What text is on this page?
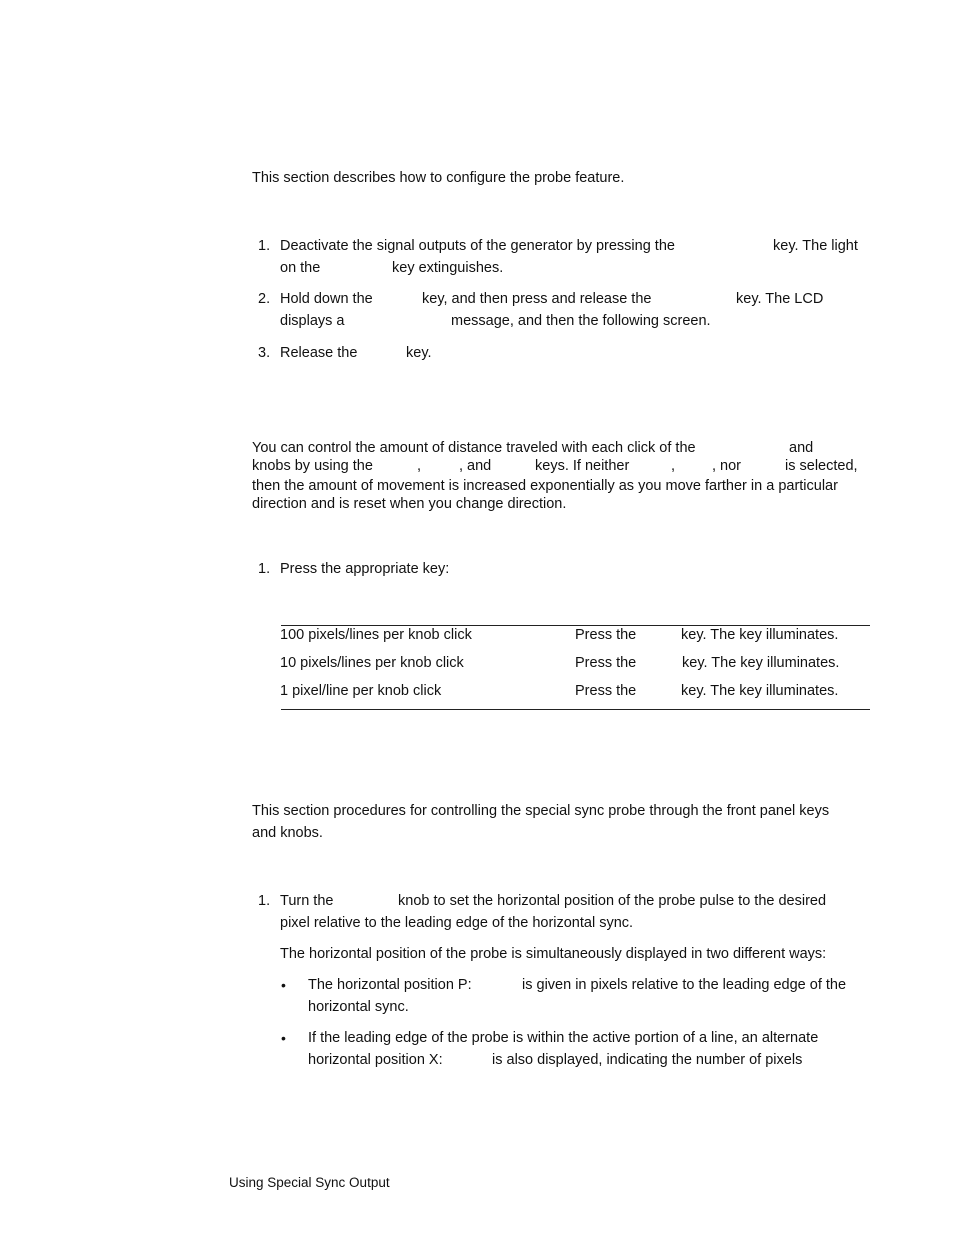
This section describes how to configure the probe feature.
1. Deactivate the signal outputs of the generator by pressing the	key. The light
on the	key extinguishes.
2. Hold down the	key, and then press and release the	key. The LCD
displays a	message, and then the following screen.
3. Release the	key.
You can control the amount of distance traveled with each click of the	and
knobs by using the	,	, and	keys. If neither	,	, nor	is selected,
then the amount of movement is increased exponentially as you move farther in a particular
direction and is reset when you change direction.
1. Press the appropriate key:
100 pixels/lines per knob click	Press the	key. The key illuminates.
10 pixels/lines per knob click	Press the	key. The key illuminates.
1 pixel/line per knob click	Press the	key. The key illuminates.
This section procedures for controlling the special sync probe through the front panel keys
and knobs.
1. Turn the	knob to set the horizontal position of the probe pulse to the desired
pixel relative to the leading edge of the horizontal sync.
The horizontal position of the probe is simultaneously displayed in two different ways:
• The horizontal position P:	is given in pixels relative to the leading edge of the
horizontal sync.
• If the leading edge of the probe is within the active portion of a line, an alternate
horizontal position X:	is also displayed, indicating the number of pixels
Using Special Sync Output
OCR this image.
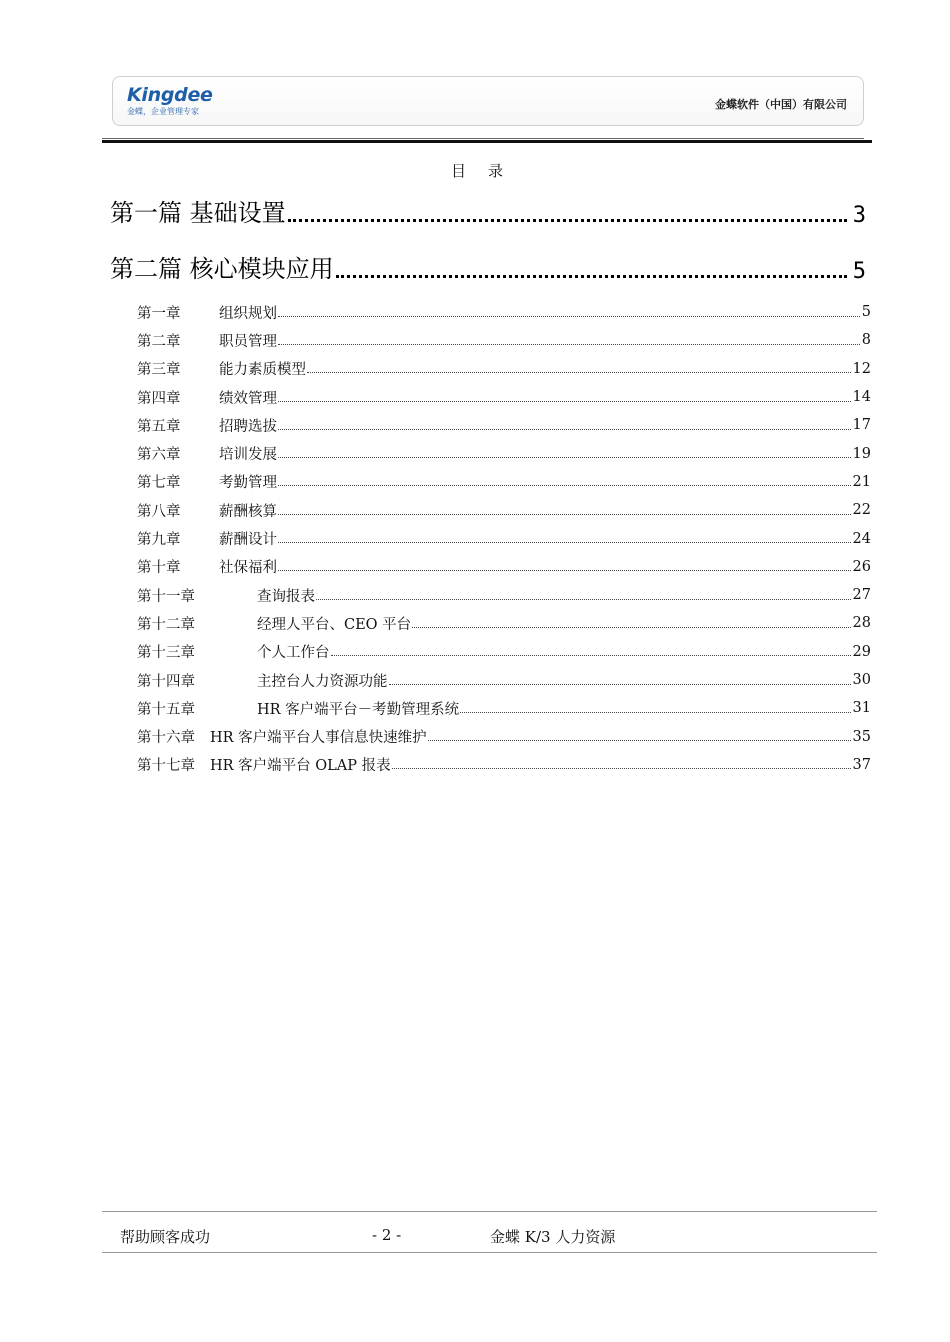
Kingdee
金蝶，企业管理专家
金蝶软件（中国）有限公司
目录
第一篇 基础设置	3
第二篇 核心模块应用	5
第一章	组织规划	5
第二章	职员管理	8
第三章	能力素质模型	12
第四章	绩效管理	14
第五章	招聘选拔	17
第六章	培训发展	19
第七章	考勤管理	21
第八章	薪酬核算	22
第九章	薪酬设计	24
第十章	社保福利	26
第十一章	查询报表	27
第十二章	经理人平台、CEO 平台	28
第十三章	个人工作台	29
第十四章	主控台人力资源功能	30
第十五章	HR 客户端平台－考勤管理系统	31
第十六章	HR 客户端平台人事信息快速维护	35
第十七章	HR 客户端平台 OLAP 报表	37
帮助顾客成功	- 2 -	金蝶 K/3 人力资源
────────────────
## [What this task involves]
Pick out lines containing the word "displayed", each one as written.

## [Task response]
The horizontal position of the probe is simultaneously displayed in two different ways:
horizontal position X:	is also displayed, indicating the number of pixels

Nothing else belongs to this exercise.